DATASET:
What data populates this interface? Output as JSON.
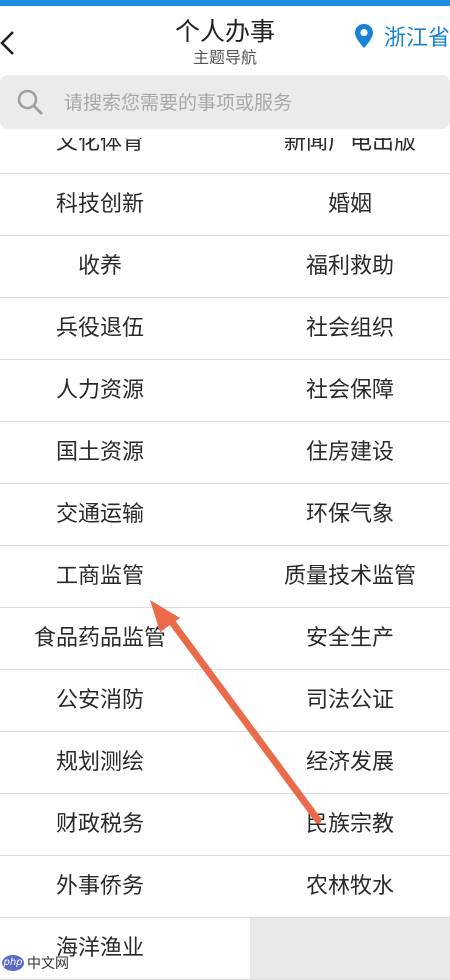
{
  "header": {
    "title": "个人办事",
    "subtitle": "主题导航",
    "location": "浙江省"
  },
  "search": {
    "placeholder": "请搜索您需要的事项或服务"
  },
  "topics": [
    {
      "left": "文化体育",
      "right": "新闻广电出版"
    },
    {
      "left": "科技创新",
      "right": "婚姻"
    },
    {
      "left": "收养",
      "right": "福利救助"
    },
    {
      "left": "兵役退伍",
      "right": "社会组织"
    },
    {
      "left": "人力资源",
      "right": "社会保障"
    },
    {
      "left": "国土资源",
      "right": "住房建设"
    },
    {
      "left": "交通运输",
      "right": "环保气象"
    },
    {
      "left": "工商监管",
      "right": "质量技术监管"
    },
    {
      "left": "食品药品监管",
      "right": "安全生产"
    },
    {
      "left": "公安消防",
      "right": "司法公证"
    },
    {
      "left": "规划测绘",
      "right": "经济发展"
    },
    {
      "left": "财政税务",
      "right": "民族宗教"
    },
    {
      "left": "外事侨务",
      "right": "农林牧水"
    },
    {
      "left": "海洋渔业",
      "right": ""
    }
  ],
  "watermark": {
    "logo": "php",
    "site": "中文网"
  },
  "colors": {
    "accent": "#1e8de0",
    "location_text": "#1a82d6",
    "arrow": "#ea6a4a"
  },
  "icons": {
    "back": "back-chevron-icon",
    "location": "location-pin-icon",
    "search": "search-icon"
  }
}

YOUR INSTRUCTIONS: Restate each line of the records exactly; pictures do not belong in the copy.

OUTPUT OF THE TASK:
What data populates this interface? Output as JSON.
{
  "header": {
    "title": "个人办事",
    "subtitle": "主题导航",
    "location": "浙江省"
  },
  "search": {
    "placeholder": "请搜索您需要的事项或服务"
  },
  "topics": [
    {
      "left": "文化体育",
      "right": "新闻广电出版"
    },
    {
      "left": "科技创新",
      "right": "婚姻"
    },
    {
      "left": "收养",
      "right": "福利救助"
    },
    {
      "left": "兵役退伍",
      "right": "社会组织"
    },
    {
      "left": "人力资源",
      "right": "社会保障"
    },
    {
      "left": "国土资源",
      "right": "住房建设"
    },
    {
      "left": "交通运输",
      "right": "环保气象"
    },
    {
      "left": "工商监管",
      "right": "质量技术监管"
    },
    {
      "left": "食品药品监管",
      "right": "安全生产"
    },
    {
      "left": "公安消防",
      "right": "司法公证"
    },
    {
      "left": "规划测绘",
      "right": "经济发展"
    },
    {
      "left": "财政税务",
      "right": "民族宗教"
    },
    {
      "left": "外事侨务",
      "right": "农林牧水"
    },
    {
      "left": "海洋渔业",
      "right": ""
    }
  ],
  "watermark": {
    "logo": "php",
    "site": "中文网"
  },
  "colors": {
    "accent": "#1e8de0",
    "location_text": "#1a82d6",
    "arrow": "#ea6a4a"
  },
  "icons": {
    "back": "back-chevron-icon",
    "location": "location-pin-icon",
    "search": "search-icon"
  }
}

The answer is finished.